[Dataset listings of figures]
● ● ● ● ●

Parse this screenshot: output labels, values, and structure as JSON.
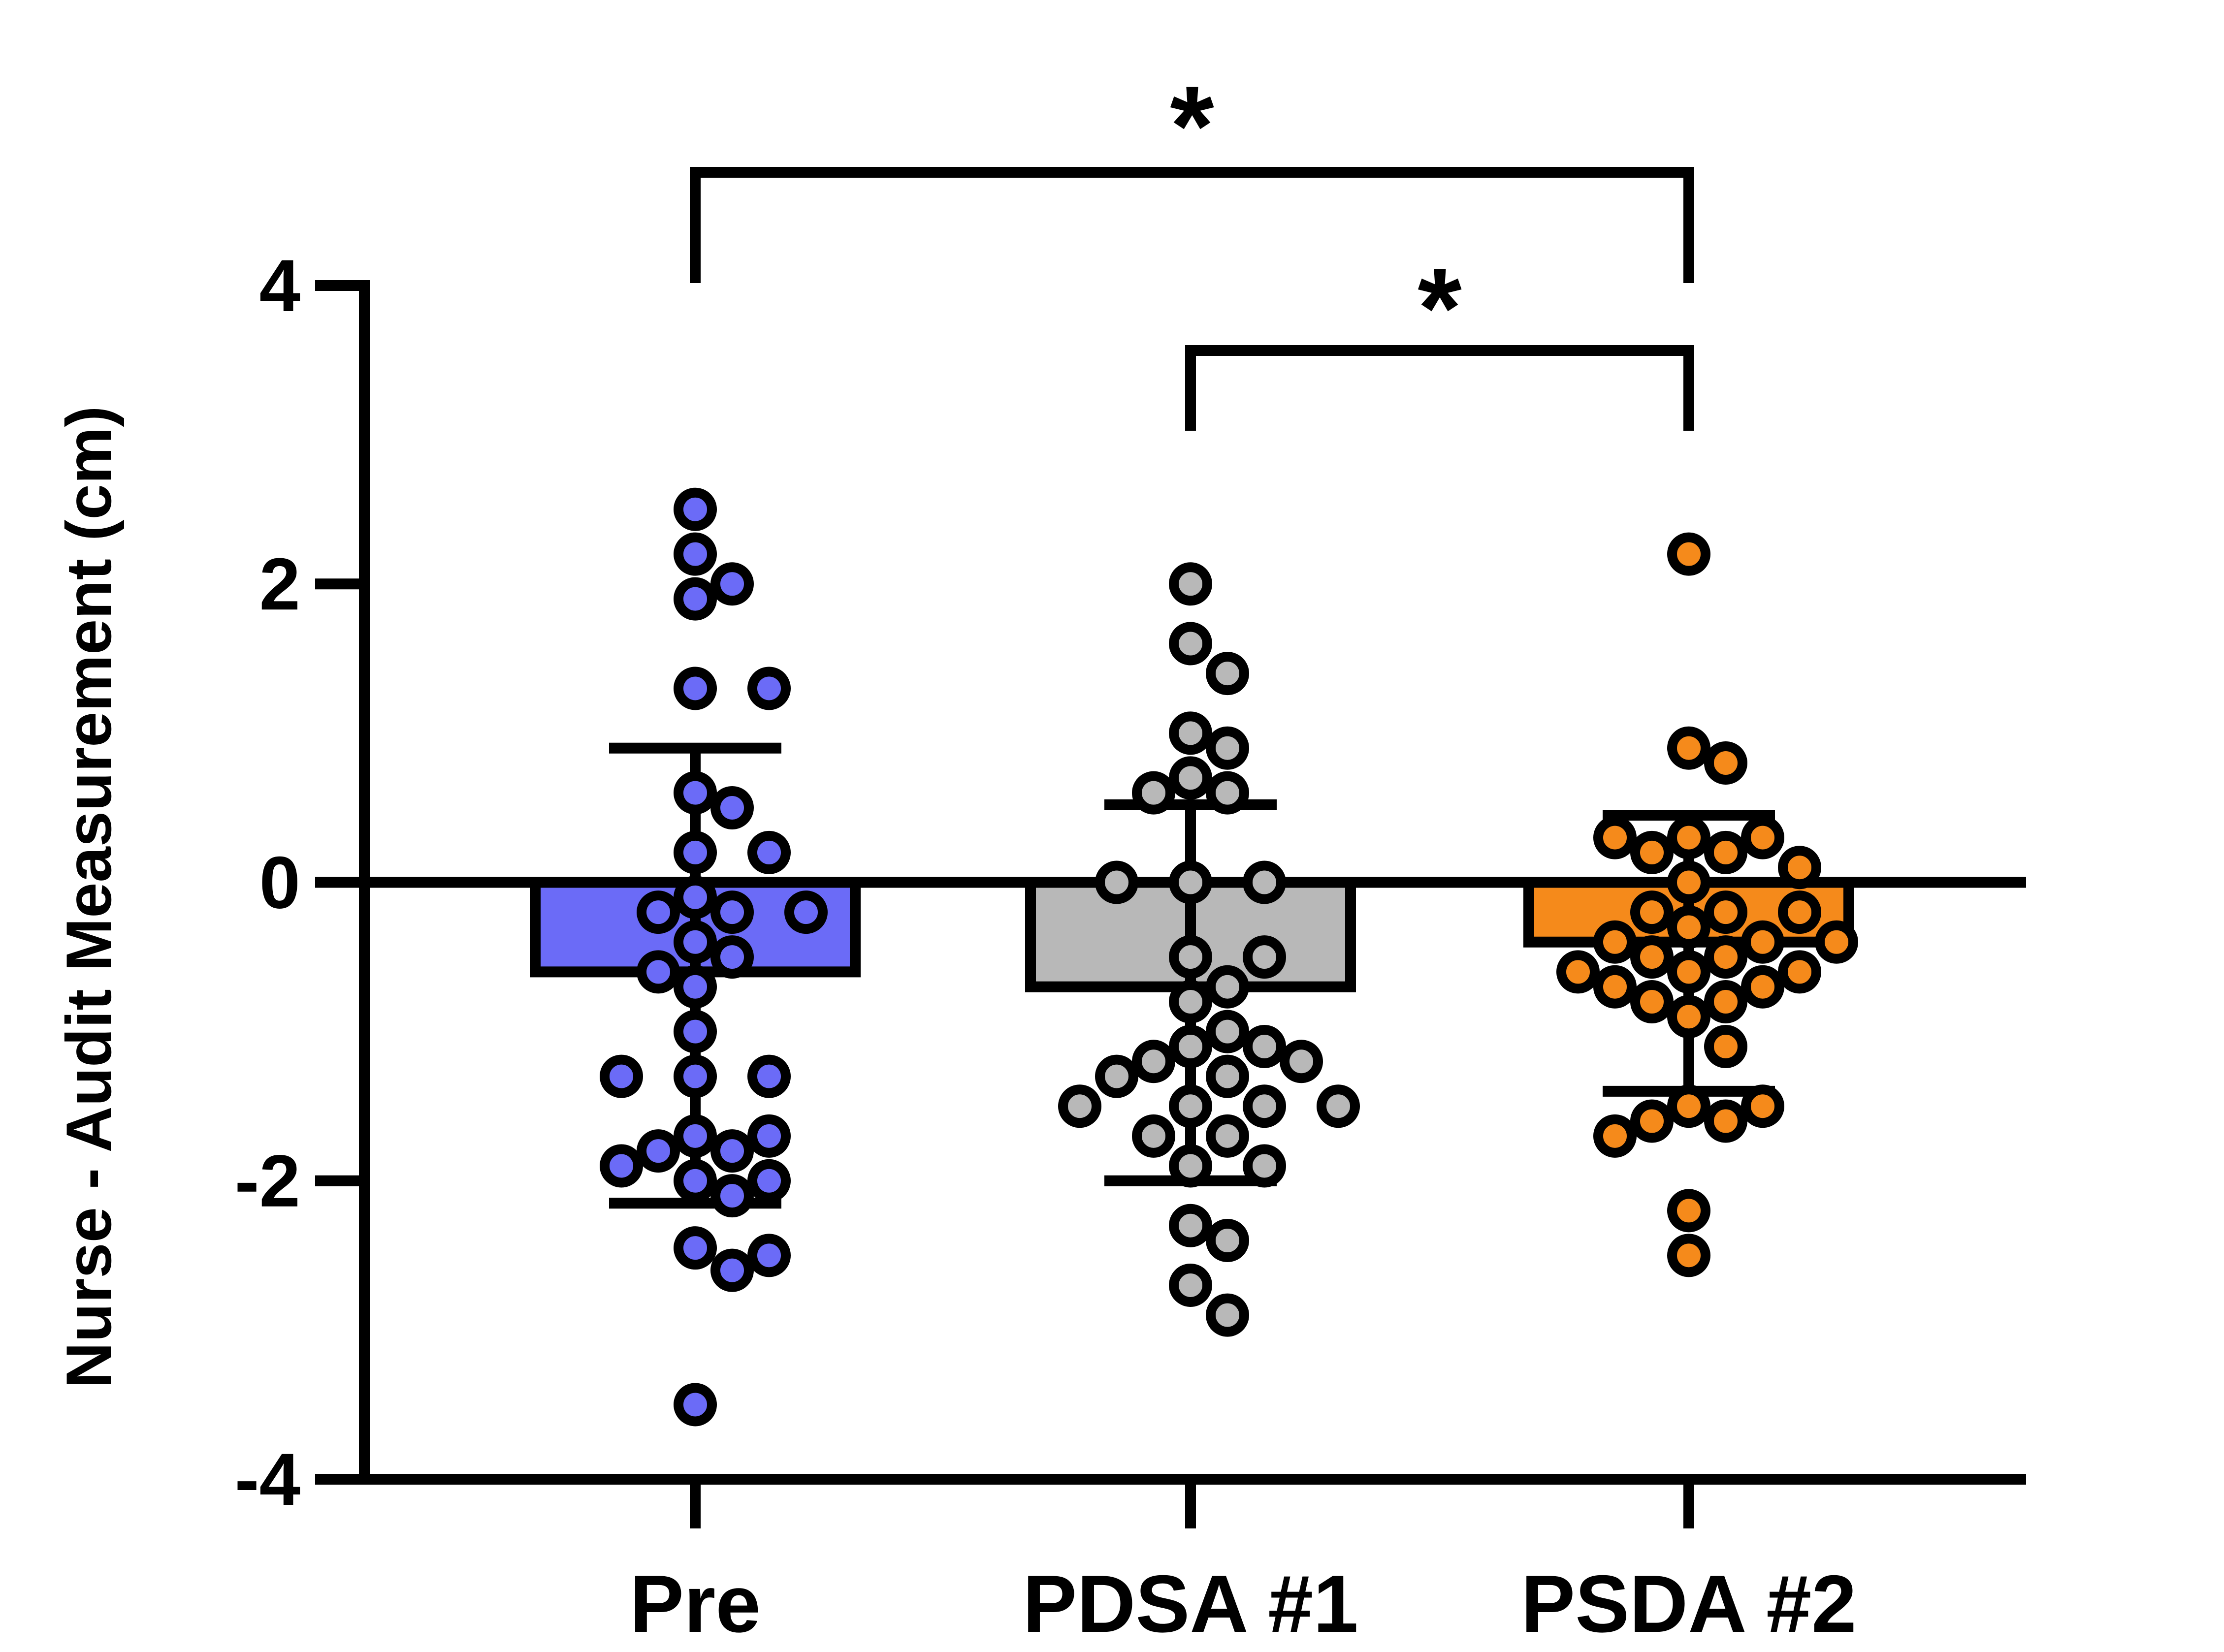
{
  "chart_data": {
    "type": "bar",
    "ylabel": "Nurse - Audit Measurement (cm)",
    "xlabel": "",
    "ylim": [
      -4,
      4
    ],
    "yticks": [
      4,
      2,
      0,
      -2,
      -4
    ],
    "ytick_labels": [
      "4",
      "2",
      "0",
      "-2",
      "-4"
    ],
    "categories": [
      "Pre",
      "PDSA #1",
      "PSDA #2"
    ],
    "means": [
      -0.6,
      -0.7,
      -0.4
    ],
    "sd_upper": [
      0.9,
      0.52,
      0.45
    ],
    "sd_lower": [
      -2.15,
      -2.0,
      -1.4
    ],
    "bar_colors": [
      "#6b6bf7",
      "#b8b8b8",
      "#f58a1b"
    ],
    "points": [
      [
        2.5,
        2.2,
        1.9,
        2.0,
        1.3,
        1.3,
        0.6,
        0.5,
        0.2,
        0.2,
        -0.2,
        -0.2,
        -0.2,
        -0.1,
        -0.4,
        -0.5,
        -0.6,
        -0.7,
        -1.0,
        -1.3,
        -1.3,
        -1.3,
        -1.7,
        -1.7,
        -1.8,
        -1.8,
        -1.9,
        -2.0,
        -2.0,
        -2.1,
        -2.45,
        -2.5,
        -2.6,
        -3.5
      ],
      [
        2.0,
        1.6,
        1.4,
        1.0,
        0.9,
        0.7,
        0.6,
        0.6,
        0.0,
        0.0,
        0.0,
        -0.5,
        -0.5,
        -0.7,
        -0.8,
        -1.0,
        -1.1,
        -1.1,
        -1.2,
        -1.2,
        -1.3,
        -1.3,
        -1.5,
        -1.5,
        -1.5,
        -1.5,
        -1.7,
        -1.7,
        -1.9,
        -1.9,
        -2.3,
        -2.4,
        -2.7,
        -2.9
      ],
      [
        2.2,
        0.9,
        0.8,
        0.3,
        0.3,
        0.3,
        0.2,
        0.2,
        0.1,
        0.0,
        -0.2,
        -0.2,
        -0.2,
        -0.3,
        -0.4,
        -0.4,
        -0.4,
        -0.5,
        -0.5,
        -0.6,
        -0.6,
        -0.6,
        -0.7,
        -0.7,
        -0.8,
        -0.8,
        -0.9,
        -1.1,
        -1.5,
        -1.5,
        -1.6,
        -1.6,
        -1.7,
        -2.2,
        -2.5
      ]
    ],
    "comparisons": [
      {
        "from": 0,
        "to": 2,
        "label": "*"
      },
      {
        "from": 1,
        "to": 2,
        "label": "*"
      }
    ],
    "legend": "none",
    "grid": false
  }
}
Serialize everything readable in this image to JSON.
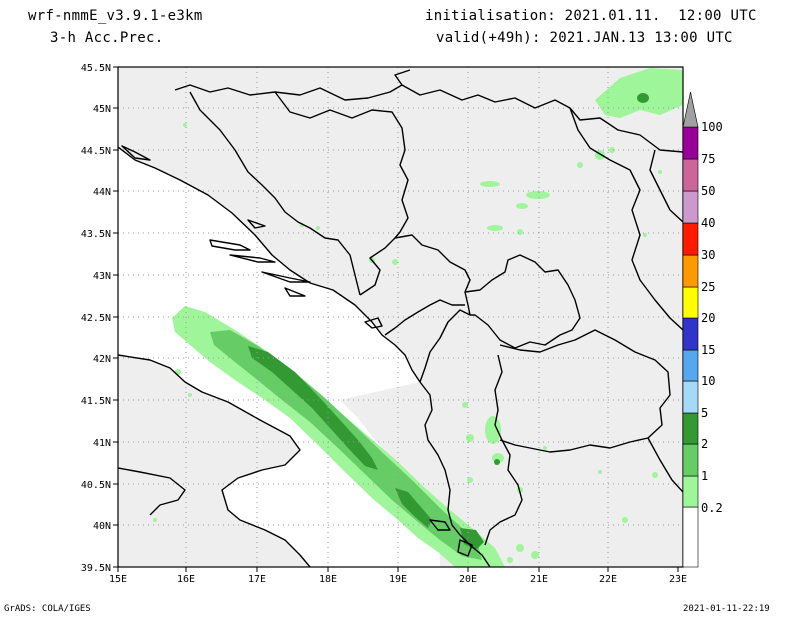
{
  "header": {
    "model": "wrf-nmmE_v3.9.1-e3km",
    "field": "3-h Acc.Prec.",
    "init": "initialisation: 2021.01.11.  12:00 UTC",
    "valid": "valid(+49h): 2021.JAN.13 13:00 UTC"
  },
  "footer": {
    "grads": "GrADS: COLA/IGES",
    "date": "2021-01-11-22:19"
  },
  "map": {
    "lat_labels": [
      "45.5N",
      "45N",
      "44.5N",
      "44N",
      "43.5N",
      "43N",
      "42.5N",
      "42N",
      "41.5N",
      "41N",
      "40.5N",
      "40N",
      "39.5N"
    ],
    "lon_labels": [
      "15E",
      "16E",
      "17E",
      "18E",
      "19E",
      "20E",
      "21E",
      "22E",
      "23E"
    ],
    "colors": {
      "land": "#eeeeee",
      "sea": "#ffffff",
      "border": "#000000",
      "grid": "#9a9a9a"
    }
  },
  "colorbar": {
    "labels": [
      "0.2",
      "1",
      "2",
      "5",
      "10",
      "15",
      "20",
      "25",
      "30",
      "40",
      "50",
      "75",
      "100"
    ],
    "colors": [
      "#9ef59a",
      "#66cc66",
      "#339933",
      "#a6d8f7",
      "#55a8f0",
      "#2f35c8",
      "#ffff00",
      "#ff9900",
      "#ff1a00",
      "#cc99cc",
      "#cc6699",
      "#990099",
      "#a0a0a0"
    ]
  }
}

● ● ● ● ●

Quote every record above exactly, leaving out any pictures.

Final answer
Parse this screenshot: output labels, values, and structure as JSON.
{
  "chart_data": {
    "type": "bar",
    "ylabel": "Nurse - Audit Measurement (cm)",
    "xlabel": "",
    "ylim": [
      -4,
      4
    ],
    "yticks": [
      4,
      2,
      0,
      -2,
      -4
    ],
    "ytick_labels": [
      "4",
      "2",
      "0",
      "-2",
      "-4"
    ],
    "categories": [
      "Pre",
      "PDSA #1",
      "PSDA #2"
    ],
    "means": [
      -0.6,
      -0.7,
      -0.4
    ],
    "sd_upper": [
      0.9,
      0.52,
      0.45
    ],
    "sd_lower": [
      -2.15,
      -2.0,
      -1.4
    ],
    "bar_colors": [
      "#6b6bf7",
      "#b8b8b8",
      "#f58a1b"
    ],
    "points": [
      [
        2.5,
        2.2,
        1.9,
        2.0,
        1.3,
        1.3,
        0.6,
        0.5,
        0.2,
        0.2,
        -0.2,
        -0.2,
        -0.2,
        -0.1,
        -0.4,
        -0.5,
        -0.6,
        -0.7,
        -1.0,
        -1.3,
        -1.3,
        -1.3,
        -1.7,
        -1.7,
        -1.8,
        -1.8,
        -1.9,
        -2.0,
        -2.0,
        -2.1,
        -2.45,
        -2.5,
        -2.6,
        -3.5
      ],
      [
        2.0,
        1.6,
        1.4,
        1.0,
        0.9,
        0.7,
        0.6,
        0.6,
        0.0,
        0.0,
        0.0,
        -0.5,
        -0.5,
        -0.7,
        -0.8,
        -1.0,
        -1.1,
        -1.1,
        -1.2,
        -1.2,
        -1.3,
        -1.3,
        -1.5,
        -1.5,
        -1.5,
        -1.5,
        -1.7,
        -1.7,
        -1.9,
        -1.9,
        -2.3,
        -2.4,
        -2.7,
        -2.9
      ],
      [
        2.2,
        0.9,
        0.8,
        0.3,
        0.3,
        0.3,
        0.2,
        0.2,
        0.1,
        0.0,
        -0.2,
        -0.2,
        -0.2,
        -0.3,
        -0.4,
        -0.4,
        -0.4,
        -0.5,
        -0.5,
        -0.6,
        -0.6,
        -0.6,
        -0.7,
        -0.7,
        -0.8,
        -0.8,
        -0.9,
        -1.1,
        -1.5,
        -1.5,
        -1.6,
        -1.6,
        -1.7,
        -2.2,
        -2.5
      ]
    ],
    "comparisons": [
      {
        "from": 0,
        "to": 2,
        "label": "*"
      },
      {
        "from": 1,
        "to": 2,
        "label": "*"
      }
    ],
    "legend": "none",
    "grid": false
  }
}
Serialize everything readable in this image to JSON.
{
  "header": {
    "model": "wrf-nmmE_v3.9.1-e3km",
    "field": "3-h Acc.Prec.",
    "init": "initialisation: 2021.01.11.  12:00 UTC",
    "valid": "valid(+49h): 2021.JAN.13 13:00 UTC"
  },
  "footer": {
    "grads": "GrADS: COLA/IGES",
    "date": "2021-01-11-22:19"
  },
  "map": {
    "lat_labels": [
      "45.5N",
      "45N",
      "44.5N",
      "44N",
      "43.5N",
      "43N",
      "42.5N",
      "42N",
      "41.5N",
      "41N",
      "40.5N",
      "40N",
      "39.5N"
    ],
    "lon_labels": [
      "15E",
      "16E",
      "17E",
      "18E",
      "19E",
      "20E",
      "21E",
      "22E",
      "23E"
    ],
    "colors": {
      "land": "#eeeeee",
      "sea": "#ffffff",
      "border": "#000000",
      "grid": "#9a9a9a"
    }
  },
  "colorbar": {
    "labels": [
      "0.2",
      "1",
      "2",
      "5",
      "10",
      "15",
      "20",
      "25",
      "30",
      "40",
      "50",
      "75",
      "100"
    ],
    "colors": [
      "#9ef59a",
      "#66cc66",
      "#339933",
      "#a6d8f7",
      "#55a8f0",
      "#2f35c8",
      "#ffff00",
      "#ff9900",
      "#ff1a00",
      "#cc99cc",
      "#cc6699",
      "#990099",
      "#a0a0a0"
    ]
  }
}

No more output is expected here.